§ **REQUEST**
Check every line below for the string "urethral", and copy the lines that contain it.

§ **INPUT**
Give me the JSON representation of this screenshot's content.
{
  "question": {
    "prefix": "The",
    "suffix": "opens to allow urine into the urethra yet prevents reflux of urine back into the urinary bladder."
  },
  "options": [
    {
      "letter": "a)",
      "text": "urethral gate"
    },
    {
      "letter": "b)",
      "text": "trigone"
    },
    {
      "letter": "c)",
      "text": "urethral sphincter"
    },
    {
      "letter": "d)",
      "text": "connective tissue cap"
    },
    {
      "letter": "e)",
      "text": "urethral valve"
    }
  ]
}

§ **CORRECT OUTPUT**
      "text": "urethral gate"
      "text": "urethral sphincter"
      "text": "urethral valve"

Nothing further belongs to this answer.